• [SOURCE MATERIAL]:

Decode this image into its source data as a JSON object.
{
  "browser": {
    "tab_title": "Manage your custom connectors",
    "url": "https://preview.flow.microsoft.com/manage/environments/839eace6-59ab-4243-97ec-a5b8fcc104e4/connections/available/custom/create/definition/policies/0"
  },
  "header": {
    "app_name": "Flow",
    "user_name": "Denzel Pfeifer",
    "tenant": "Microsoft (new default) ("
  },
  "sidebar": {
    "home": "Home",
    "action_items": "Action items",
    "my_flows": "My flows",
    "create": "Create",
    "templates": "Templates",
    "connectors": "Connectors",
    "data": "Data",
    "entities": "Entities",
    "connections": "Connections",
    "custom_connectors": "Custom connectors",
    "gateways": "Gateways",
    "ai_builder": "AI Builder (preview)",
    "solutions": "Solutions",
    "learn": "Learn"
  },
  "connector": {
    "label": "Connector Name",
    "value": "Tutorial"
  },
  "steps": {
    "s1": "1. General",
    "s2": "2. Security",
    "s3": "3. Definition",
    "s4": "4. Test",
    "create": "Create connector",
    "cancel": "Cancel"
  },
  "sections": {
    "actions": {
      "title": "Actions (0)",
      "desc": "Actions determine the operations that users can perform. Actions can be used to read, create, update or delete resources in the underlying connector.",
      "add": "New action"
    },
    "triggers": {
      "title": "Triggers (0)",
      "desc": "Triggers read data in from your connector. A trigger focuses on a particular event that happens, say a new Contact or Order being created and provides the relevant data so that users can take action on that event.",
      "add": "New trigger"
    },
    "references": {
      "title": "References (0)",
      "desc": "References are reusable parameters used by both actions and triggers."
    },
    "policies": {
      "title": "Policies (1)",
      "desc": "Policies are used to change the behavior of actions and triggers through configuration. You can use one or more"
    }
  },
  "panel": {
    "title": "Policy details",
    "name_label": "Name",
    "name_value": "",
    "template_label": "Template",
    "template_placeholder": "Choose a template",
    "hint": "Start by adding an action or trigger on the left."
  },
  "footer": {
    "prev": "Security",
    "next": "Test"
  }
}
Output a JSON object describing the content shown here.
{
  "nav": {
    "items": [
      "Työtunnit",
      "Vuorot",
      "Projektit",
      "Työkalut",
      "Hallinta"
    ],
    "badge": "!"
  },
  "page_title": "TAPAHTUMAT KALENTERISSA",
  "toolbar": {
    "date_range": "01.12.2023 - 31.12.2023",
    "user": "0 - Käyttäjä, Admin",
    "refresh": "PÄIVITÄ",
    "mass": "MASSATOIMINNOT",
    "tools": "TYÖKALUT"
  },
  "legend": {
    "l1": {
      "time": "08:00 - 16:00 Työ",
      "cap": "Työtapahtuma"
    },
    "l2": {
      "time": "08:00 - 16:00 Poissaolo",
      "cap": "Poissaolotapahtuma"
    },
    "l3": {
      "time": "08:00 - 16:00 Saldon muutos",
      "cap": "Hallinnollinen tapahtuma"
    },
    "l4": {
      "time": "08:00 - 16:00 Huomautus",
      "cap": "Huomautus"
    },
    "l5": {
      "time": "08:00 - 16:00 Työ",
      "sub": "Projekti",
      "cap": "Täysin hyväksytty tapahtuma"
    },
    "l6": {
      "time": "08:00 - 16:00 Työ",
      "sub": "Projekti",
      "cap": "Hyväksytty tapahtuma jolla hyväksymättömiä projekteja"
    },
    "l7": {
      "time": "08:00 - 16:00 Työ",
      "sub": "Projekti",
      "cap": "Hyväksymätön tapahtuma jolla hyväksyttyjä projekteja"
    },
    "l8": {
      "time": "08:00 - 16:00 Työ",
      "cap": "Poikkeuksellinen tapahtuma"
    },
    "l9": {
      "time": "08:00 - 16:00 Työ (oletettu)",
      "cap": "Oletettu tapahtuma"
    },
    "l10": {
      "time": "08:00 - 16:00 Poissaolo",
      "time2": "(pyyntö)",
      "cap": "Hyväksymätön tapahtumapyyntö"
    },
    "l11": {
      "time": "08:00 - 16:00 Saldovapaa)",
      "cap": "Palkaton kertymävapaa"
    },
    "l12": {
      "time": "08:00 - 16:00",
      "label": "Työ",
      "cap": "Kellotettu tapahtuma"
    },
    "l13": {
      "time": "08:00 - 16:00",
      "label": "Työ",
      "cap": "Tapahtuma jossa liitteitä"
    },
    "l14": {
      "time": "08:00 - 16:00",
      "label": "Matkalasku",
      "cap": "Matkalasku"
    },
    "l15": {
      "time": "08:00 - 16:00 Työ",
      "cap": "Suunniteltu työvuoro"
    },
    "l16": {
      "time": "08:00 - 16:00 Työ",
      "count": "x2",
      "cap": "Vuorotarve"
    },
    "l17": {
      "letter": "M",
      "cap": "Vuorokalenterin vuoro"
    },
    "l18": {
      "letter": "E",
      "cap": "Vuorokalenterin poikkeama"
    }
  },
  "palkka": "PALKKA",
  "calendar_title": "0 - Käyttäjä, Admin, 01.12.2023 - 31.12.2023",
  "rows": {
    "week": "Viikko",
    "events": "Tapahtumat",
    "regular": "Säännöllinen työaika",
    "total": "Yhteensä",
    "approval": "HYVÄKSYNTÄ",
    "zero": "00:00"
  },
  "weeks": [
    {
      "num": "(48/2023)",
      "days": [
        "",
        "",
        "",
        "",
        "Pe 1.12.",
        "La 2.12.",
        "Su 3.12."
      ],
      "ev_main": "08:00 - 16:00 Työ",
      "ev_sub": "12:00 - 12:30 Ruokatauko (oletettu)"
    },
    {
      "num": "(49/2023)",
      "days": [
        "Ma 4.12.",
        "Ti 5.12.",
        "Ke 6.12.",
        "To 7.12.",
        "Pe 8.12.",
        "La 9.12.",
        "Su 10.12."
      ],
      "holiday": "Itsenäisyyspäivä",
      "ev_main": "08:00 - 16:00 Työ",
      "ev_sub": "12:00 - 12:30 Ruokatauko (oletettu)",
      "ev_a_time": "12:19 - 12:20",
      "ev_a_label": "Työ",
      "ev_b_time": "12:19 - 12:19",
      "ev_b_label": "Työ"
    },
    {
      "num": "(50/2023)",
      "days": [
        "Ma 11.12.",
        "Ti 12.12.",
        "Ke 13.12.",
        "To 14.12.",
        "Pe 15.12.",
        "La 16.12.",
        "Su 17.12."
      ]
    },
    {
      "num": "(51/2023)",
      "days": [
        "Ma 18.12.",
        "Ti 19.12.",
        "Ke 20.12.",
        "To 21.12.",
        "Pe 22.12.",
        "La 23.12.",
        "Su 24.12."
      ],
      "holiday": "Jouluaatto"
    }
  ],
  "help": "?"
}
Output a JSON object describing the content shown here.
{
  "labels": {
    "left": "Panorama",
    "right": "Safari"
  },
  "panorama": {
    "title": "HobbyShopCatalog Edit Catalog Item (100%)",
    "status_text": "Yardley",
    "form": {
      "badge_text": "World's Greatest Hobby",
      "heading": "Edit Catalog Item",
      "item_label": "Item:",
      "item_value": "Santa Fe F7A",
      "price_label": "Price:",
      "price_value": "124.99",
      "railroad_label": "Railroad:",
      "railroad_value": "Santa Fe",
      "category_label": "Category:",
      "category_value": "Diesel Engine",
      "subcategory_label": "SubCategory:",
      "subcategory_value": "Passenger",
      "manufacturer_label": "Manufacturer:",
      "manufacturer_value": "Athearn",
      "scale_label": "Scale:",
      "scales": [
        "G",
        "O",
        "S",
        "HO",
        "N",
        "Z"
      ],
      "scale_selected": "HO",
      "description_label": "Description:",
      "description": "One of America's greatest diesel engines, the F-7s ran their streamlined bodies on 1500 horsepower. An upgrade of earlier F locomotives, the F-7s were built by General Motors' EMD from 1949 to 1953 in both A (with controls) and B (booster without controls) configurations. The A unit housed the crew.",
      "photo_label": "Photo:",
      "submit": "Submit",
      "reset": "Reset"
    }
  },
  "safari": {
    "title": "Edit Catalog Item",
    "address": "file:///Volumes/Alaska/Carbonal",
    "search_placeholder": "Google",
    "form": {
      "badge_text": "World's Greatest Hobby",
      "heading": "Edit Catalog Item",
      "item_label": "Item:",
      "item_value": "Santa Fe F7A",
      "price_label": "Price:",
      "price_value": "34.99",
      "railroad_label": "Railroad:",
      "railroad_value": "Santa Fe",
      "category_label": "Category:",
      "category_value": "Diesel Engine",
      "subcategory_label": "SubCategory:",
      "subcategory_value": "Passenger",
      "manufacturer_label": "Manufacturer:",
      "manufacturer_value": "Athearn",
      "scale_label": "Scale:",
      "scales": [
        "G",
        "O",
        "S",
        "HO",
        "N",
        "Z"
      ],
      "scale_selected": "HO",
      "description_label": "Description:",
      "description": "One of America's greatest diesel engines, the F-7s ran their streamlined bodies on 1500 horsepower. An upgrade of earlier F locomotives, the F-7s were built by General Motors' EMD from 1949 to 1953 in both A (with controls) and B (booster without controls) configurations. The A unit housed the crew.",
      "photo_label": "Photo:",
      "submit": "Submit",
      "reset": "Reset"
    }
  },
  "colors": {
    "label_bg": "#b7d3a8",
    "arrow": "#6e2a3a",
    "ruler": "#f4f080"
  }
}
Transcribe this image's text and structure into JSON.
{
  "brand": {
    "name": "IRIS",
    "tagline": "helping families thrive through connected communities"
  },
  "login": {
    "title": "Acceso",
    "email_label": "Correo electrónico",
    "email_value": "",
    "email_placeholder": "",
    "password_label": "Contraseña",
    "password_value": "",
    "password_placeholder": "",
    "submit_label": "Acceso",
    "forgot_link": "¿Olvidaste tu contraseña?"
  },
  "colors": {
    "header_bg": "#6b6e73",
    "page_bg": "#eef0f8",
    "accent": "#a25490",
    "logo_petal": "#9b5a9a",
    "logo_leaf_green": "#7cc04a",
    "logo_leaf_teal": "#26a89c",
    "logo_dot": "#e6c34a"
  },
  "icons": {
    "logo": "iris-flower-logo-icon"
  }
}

• [WHAT YOU HAVE TO DO]: Search the preceding listing for the word "Ruokatauko" and pull out every line that holds it.

• [COMPLETED TASK]:
      "ev_sub": "12:00 - 12:30 Ruokatauko (oletettu)"
      "ev_sub": "12:00 - 12:30 Ruokatauko (oletettu)",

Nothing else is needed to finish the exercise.